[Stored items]
==================================================

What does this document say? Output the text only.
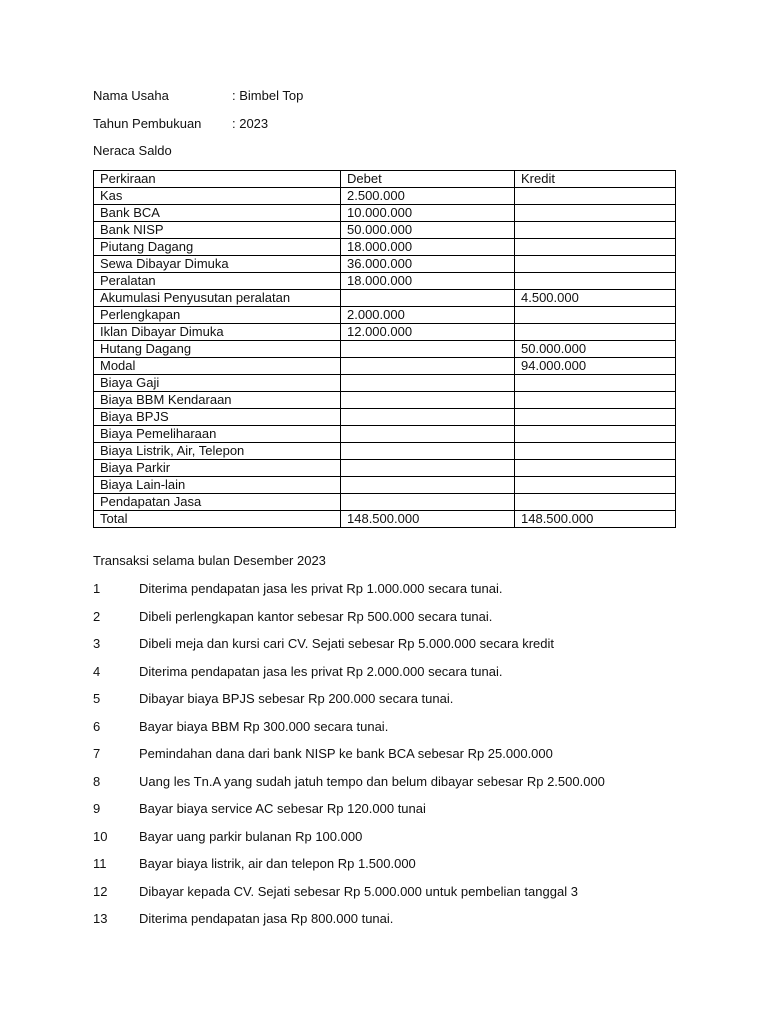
Nama Usaha	: Bimbel Top
Tahun Pembukuan : 2023
Neraca Saldo
Perkiraan	Debet	Kredit
Kas	2.500.000	
Bank BCA	10.000.000	
Bank NISP	50.000.000	
Piutang Dagang	18.000.000	
Sewa Dibayar Dimuka	36.000.000	
Peralatan	18.000.000	
Akumulasi Penyusutan peralatan		4.500.000
Perlengkapan	2.000.000	
Iklan Dibayar Dimuka	12.000.000	
Hutang Dagang		50.000.000
Modal		94.000.000
Biaya Gaji		
Biaya BBM Kendaraan		
Biaya BPJS		
Biaya Pemeliharaan		
Biaya Listrik, Air, Telepon		
Biaya Parkir		
Biaya Lain-lain		
Pendapatan Jasa		
Total	148.500.000	148.500.000
Transaksi selama bulan Desember 2023
1	Diterima pendapatan jasa les privat Rp 1.000.000 secara tunai.
2	Dibeli perlengkapan kantor sebesar Rp 500.000 secara tunai.
3	Dibeli meja dan kursi cari CV. Sejati sebesar Rp 5.000.000 secara kredit
4	Diterima pendapatan jasa les privat Rp 2.000.000 secara tunai.
5	Dibayar biaya BPJS sebesar Rp 200.000 secara tunai.
6	Bayar biaya BBM Rp 300.000 secara tunai.
7	Pemindahan dana dari bank NISP ke bank BCA sebesar Rp 25.000.000
8	Uang les Tn.A yang sudah jatuh tempo dan belum dibayar sebesar Rp 2.500.000
9	Bayar biaya service AC sebesar Rp 120.000 tunai
10 Bayar uang parkir bulanan Rp 100.000
11	Bayar biaya listrik, air dan telepon Rp 1.500.000
12 Dibayar kepada CV. Sejati sebesar Rp 5.000.000 untuk pembelian tanggal 3
13 Diterima pendapatan jasa Rp 800.000 tunai.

==================================================

### What this task involves
Extract all lines of the records above that include "Dagang".

### Exercise solution
Piutang Dagang	18.000.000	
Hutang Dagang		50.000.000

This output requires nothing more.